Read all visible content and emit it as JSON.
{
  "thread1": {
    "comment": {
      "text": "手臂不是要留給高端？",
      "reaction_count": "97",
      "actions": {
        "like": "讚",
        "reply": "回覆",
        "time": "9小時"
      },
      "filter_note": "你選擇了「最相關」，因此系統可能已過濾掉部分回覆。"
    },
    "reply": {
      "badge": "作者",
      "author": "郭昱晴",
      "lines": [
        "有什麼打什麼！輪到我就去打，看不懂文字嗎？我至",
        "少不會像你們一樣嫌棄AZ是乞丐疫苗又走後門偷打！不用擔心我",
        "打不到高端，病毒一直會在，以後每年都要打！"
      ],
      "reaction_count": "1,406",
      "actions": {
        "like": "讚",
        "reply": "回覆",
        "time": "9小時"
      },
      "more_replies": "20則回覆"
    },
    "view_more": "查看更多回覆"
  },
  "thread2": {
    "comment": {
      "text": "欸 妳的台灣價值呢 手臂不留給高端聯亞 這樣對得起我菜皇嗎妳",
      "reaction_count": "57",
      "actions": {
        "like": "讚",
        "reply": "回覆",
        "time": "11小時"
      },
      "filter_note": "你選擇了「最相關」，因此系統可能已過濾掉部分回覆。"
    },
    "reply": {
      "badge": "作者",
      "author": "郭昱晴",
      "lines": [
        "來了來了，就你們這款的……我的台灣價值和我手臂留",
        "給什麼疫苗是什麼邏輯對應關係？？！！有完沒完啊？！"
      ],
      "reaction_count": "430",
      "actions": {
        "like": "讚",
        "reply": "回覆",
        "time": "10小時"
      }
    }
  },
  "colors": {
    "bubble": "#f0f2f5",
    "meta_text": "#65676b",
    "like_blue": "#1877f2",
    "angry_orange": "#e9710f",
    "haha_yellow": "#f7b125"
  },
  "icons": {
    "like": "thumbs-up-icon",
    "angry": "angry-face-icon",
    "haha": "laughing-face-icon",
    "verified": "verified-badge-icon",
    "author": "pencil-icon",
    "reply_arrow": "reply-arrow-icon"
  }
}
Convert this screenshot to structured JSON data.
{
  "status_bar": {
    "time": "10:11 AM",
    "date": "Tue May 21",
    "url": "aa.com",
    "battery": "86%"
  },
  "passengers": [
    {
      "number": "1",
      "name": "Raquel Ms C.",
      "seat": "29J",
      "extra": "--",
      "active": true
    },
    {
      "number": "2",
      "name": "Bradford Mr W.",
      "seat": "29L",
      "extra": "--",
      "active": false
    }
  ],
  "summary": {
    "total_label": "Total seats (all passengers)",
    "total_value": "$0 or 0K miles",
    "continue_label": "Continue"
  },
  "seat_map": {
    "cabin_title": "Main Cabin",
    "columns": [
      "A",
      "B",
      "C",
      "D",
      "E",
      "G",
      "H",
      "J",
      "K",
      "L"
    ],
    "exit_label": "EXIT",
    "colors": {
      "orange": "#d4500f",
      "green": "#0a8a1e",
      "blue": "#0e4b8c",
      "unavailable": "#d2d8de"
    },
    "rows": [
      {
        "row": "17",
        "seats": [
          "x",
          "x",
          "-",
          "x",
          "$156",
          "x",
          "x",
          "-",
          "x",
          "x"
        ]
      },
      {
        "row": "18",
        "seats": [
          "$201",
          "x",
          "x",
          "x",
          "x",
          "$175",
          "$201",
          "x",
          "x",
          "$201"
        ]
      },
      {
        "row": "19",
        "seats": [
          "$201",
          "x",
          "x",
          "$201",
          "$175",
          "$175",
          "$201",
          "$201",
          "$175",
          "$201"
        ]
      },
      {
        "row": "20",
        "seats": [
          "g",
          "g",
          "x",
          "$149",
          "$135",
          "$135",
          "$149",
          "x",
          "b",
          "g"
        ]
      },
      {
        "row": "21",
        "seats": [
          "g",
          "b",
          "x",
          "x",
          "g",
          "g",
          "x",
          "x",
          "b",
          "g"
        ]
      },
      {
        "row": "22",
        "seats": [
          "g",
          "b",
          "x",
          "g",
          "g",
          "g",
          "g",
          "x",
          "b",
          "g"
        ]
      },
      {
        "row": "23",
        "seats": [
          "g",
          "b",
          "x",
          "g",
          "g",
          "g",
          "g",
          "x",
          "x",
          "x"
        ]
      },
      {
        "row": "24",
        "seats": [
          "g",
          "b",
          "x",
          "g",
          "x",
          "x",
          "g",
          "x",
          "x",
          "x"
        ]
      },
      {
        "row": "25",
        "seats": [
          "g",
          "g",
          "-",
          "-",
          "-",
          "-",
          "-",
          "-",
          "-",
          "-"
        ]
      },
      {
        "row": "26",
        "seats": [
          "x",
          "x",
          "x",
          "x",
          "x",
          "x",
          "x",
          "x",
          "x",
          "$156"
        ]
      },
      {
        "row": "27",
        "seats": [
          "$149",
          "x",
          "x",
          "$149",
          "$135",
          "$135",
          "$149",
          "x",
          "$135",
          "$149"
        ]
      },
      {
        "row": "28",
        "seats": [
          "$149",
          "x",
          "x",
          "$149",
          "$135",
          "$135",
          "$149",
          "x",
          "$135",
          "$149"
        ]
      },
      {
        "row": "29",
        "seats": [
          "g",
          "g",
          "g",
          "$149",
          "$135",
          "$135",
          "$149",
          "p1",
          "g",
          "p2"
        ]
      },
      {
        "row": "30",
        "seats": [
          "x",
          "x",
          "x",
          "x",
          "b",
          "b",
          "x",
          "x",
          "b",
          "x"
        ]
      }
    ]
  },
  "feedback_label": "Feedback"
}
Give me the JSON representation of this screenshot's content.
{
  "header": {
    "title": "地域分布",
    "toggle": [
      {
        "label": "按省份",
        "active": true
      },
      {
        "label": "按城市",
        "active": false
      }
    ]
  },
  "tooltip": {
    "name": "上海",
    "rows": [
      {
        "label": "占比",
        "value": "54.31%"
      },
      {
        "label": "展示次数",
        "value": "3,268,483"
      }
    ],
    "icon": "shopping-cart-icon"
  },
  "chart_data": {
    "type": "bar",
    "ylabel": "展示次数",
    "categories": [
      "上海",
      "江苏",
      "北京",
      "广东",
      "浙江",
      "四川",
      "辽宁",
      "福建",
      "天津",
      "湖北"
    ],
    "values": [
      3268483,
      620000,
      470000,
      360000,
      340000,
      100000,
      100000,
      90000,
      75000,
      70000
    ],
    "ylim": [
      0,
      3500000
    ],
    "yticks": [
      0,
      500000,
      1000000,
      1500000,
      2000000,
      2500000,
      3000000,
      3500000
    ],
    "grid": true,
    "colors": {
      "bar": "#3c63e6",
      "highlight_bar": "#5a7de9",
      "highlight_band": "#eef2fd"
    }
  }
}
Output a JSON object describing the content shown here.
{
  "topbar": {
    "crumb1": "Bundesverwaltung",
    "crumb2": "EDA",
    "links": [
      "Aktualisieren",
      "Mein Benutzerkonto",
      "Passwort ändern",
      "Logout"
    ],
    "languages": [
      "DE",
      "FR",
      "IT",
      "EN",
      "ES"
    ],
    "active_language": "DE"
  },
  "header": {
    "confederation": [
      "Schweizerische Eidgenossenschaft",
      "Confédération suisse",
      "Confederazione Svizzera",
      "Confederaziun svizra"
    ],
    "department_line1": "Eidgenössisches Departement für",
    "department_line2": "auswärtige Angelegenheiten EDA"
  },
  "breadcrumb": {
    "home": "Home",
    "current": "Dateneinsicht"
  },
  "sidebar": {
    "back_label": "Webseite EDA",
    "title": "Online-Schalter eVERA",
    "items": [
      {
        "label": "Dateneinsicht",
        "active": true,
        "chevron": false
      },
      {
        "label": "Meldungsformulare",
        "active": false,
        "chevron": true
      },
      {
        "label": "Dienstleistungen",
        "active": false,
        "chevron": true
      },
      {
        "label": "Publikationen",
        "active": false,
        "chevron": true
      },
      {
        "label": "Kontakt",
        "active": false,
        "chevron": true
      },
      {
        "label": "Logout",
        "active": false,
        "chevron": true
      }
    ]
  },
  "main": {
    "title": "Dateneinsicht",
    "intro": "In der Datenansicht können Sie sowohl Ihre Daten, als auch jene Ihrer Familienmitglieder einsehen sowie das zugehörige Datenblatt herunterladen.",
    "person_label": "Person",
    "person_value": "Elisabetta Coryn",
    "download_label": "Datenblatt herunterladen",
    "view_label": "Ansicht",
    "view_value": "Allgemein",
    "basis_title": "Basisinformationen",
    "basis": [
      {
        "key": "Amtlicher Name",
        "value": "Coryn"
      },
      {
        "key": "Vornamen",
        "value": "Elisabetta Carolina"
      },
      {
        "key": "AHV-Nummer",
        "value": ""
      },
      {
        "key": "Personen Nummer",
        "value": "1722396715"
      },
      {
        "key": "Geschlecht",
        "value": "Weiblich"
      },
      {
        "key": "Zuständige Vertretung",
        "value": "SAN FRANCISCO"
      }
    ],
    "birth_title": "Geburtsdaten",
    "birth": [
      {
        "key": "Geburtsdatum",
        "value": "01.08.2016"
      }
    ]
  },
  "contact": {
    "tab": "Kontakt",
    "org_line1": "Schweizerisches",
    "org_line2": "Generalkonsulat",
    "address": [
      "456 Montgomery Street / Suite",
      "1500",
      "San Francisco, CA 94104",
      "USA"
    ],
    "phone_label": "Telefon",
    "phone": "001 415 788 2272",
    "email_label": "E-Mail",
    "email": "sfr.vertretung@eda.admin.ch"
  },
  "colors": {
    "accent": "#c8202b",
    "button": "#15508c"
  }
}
***
Show every line of the records above that contains the word "Elisabetta".

**EXPECTED ANSWER**
    "person_value": "Elisabetta Coryn",
        "value": "Elisabetta Carolina"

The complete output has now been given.